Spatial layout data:
•••••

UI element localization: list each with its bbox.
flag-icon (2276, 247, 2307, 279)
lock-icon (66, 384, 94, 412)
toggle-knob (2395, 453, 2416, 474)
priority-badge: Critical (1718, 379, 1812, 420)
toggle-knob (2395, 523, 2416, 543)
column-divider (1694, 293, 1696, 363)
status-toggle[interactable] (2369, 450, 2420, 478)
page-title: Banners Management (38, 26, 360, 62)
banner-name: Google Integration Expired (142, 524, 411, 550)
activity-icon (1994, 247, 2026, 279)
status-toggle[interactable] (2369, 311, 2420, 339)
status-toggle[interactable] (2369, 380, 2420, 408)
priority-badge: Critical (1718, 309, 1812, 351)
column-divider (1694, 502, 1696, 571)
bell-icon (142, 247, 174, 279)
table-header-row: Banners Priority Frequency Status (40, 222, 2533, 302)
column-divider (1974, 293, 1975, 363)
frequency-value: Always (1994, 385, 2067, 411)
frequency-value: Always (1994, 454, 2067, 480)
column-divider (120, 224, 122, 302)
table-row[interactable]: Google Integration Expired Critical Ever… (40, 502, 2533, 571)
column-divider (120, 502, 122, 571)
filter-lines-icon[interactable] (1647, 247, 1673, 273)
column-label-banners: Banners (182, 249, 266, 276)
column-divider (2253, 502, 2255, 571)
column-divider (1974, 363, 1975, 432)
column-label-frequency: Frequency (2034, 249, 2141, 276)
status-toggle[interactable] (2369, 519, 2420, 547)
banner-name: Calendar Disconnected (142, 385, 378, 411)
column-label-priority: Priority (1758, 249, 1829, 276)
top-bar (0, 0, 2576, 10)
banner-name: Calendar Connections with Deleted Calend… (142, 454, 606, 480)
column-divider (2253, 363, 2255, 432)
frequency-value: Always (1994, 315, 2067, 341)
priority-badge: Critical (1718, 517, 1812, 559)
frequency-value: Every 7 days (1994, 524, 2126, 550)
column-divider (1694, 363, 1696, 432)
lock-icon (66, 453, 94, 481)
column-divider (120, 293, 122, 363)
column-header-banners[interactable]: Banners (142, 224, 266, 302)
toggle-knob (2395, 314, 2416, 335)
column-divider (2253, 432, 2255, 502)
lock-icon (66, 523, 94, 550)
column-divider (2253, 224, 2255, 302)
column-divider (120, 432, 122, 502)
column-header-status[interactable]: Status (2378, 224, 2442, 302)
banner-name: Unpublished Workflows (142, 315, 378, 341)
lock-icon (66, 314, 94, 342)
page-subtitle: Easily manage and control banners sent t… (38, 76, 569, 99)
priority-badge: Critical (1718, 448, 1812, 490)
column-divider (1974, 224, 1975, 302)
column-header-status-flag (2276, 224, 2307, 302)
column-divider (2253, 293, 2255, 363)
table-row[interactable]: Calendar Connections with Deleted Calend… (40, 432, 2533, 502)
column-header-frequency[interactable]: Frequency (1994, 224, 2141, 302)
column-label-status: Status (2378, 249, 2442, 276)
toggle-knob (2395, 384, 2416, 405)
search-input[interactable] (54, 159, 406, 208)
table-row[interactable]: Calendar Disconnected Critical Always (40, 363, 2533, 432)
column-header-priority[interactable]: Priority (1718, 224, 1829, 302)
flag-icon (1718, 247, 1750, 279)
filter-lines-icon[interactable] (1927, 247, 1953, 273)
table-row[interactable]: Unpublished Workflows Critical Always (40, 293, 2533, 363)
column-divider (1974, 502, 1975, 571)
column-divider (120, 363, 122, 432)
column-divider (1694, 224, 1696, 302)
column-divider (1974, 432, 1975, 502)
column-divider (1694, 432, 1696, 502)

•••••

REQUIRED TASK –
Convert every line of the records above into a JSON list of strings, one string per line, leaving out any blank lines.

TASK OUTPUT –
[
  "UI element localization: list each with its bbox.",
  "flag-icon (2276, 247, 2307, 279)",
  "lock-icon (66, 384, 94, 412)",
  "toggle-knob (2395, 453, 2416, 474)",
  "priority-badge: Critical (1718, 379, 1812, 420)",
  "toggle-knob (2395, 523, 2416, 543)",
  "column-divider (1694, 293, 1696, 363)",
  "status-toggle[interactable] (2369, 450, 2420, 478)",
  "page-title: Banners Management (38, 26, 360, 62)",
  "banner-name: Google Integration Expired (142, 524, 411, 550)",
  "activity-icon (1994, 247, 2026, 279)",
  "status-toggle[interactable] (2369, 311, 2420, 339)",
  "status-toggle[interactable] (2369, 380, 2420, 408)",
  "priority-badge: Critical (1718, 309, 1812, 351)",
  "column-divider (1694, 502, 1696, 571)",
  "bell-icon (142, 247, 174, 279)",
  "table-header-row: Banners Priority Frequency Status (40, 222, 2533, 302)",
  "column-divider (1974, 293, 1975, 363)",
  "frequency-value: Always (1994, 385, 2067, 411)",
  "frequency-value: Always (1994, 454, 2067, 480)",
  "column-divider (120, 224, 122, 302)",
  "table-row[interactable]: Google Integration Expired Critical Ever… (40, 502, 2533, 571)",
  "column-divider (120, 502, 122, 571)",
  "filter-lines-icon[interactable] (1647, 247, 1673, 273)",
  "column-label-banners: Banners (182, 249, 266, 276)",
  "column-divider (2253, 502, 2255, 571)",
  "column-divider (1974, 363, 1975, 432)",
  "column-label-frequency: Frequency (2034, 249, 2141, 276)",
  "status-toggle[interactable] (2369, 519, 2420, 547)",
  "banner-name: Calendar Disconnected (142, 385, 378, 411)",
  "column-label-priority: Priority (1758, 249, 1829, 276)",
  "top-bar (0, 0, 2576, 10)",
  "banner-name: Calendar Connections with Deleted Calend… (142, 454, 606, 480)",
  "column-divider (2253, 363, 2255, 432)",
  "frequency-value: Always (1994, 315, 2067, 341)",
  "priority-badge: Critical (1718, 517, 1812, 559)",
  "frequency-value: Every 7 days (1994, 524, 2126, 550)",
  "column-divider (1694, 363, 1696, 432)",
  "lock-icon (66, 453, 94, 481)",
  "column-divider (120, 293, 122, 363)",
  "column-header-banners[interactable]: Banners (142, 224, 266, 302)",
  "toggle-knob (2395, 314, 2416, 335)",
  "column-divider (2253, 432, 2255, 502)",
  "lock-icon (66, 523, 94, 550)",
  "column-divider (2253, 224, 2255, 302)",
  "column-divider (120, 432, 122, 502)",
  "column-header-status[interactable]: Status (2378, 224, 2442, 302)",
  "banner-name: Unpublished Workflows (142, 315, 378, 341)",
  "lock-icon (66, 314, 94, 342)",
  "page-subtitle: Easily manage and control banners sent t… (38, 76, 569, 99)",
  "priority-badge: Critical (1718, 448, 1812, 490)",
  "column-divider (1974, 224, 1975, 302)",
  "column-header-status-flag (2276, 224, 2307, 302)",
  "column-divider (2253, 293, 2255, 363)",
  "table-row[interactable]: Calendar Connections with Deleted Calend… (40, 432, 2533, 502)",
  "column-header-frequency[interactable]: Frequency (1994, 224, 2141, 302)",
  "column-label-status: Status (2378, 249, 2442, 276)",
  "toggle-knob (2395, 384, 2416, 405)",
  "search-input[interactable] (54, 159, 406, 208)",
  "table-row[interactable]: Calendar Disconnected Critical Always (40, 363, 2533, 432)",
  "column-header-priority[interactable]: Priority (1718, 224, 1829, 302)",
  "flag-icon (1718, 247, 1750, 279)",
  "filter-lines-icon[interactable] (1927, 247, 1953, 273)",
  "table-row[interactable]: Unpublished Workflows Critical Always (40, 293, 2533, 363)",
  "column-divider (1974, 502, 1975, 571)",
  "column-divider (120, 363, 122, 432)",
  "column-divider (1694, 224, 1696, 302)",
  "column-divider (1974, 432, 1975, 502)",
  "column-divider (1694, 432, 1696, 502)"
]